[Stored data]
────────────────────

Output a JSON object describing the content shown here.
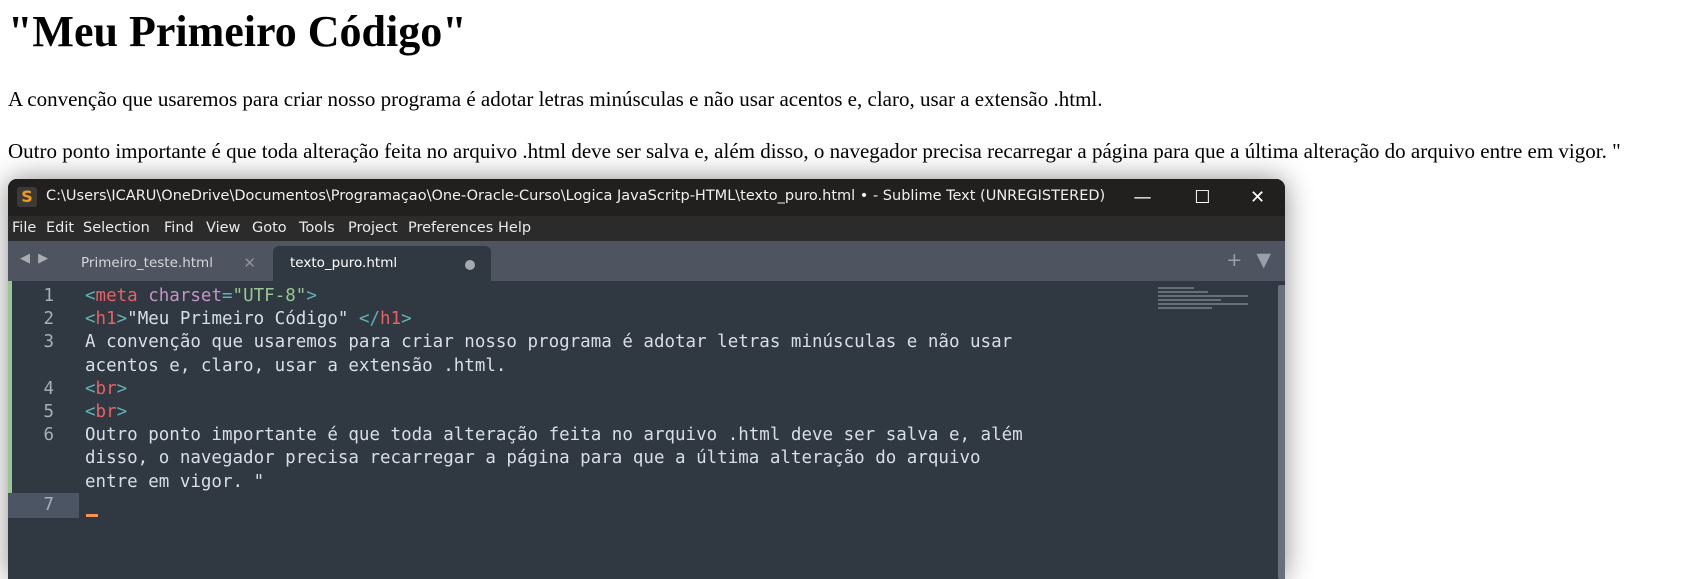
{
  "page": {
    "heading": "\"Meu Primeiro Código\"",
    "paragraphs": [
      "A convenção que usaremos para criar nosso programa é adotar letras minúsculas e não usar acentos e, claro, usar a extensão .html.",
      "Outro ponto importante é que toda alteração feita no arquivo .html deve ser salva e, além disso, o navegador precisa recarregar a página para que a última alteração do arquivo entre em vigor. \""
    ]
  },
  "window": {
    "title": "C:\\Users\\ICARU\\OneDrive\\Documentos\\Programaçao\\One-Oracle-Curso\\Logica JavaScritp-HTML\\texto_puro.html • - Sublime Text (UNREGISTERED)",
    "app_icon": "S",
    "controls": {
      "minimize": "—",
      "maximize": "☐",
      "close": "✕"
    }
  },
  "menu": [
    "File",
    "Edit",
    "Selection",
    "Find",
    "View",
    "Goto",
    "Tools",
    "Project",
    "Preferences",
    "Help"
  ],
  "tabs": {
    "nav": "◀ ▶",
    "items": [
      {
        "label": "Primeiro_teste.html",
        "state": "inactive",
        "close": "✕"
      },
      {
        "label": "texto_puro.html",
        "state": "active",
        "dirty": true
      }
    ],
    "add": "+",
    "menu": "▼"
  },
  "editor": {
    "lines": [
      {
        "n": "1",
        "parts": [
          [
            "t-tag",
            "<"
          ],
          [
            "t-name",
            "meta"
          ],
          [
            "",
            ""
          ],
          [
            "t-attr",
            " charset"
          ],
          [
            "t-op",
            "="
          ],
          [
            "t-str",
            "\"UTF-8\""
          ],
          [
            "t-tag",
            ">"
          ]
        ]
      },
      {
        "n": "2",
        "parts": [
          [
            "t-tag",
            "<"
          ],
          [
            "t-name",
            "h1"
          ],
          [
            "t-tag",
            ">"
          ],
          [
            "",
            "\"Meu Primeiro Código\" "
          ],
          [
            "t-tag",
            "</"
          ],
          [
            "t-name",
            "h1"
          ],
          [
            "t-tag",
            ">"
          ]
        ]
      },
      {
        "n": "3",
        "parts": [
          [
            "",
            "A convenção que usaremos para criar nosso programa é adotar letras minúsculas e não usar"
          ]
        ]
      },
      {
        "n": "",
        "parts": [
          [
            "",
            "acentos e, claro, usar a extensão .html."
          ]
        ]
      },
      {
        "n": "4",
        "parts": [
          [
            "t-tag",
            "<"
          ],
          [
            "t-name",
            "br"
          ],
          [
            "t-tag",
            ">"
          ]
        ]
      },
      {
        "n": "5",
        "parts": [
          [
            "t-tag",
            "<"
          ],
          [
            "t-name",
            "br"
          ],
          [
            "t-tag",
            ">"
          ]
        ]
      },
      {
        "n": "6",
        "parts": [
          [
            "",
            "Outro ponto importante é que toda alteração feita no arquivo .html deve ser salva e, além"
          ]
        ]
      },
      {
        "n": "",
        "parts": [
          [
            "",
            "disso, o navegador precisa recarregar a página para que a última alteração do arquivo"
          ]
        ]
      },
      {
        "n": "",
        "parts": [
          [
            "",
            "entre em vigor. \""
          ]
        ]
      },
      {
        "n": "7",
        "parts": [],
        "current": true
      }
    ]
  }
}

────────────────────

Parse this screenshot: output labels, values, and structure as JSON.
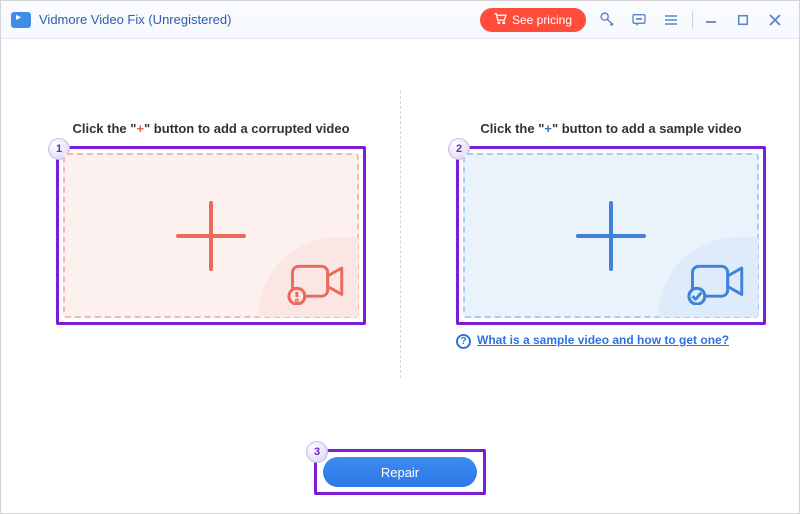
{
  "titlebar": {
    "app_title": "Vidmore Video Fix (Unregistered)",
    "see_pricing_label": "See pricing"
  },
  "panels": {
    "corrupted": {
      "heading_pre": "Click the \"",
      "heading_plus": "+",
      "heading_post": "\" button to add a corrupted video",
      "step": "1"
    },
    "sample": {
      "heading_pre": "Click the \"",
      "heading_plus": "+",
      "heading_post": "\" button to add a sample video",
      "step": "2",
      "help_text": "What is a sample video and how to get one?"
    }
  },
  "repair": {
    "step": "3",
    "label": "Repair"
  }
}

────────────────────

### WHAT IS BEING ASKED
Find each line in the records holding the string "convenção" and show it.

### TASK SOLUTION
      "A convenção que usaremos para criar nosso programa é adotar letras minúsculas e não usar acentos e, claro, usar a extensão .html.",
            "A convenção que usaremos para criar nosso programa é adotar letras minúsculas e não usar"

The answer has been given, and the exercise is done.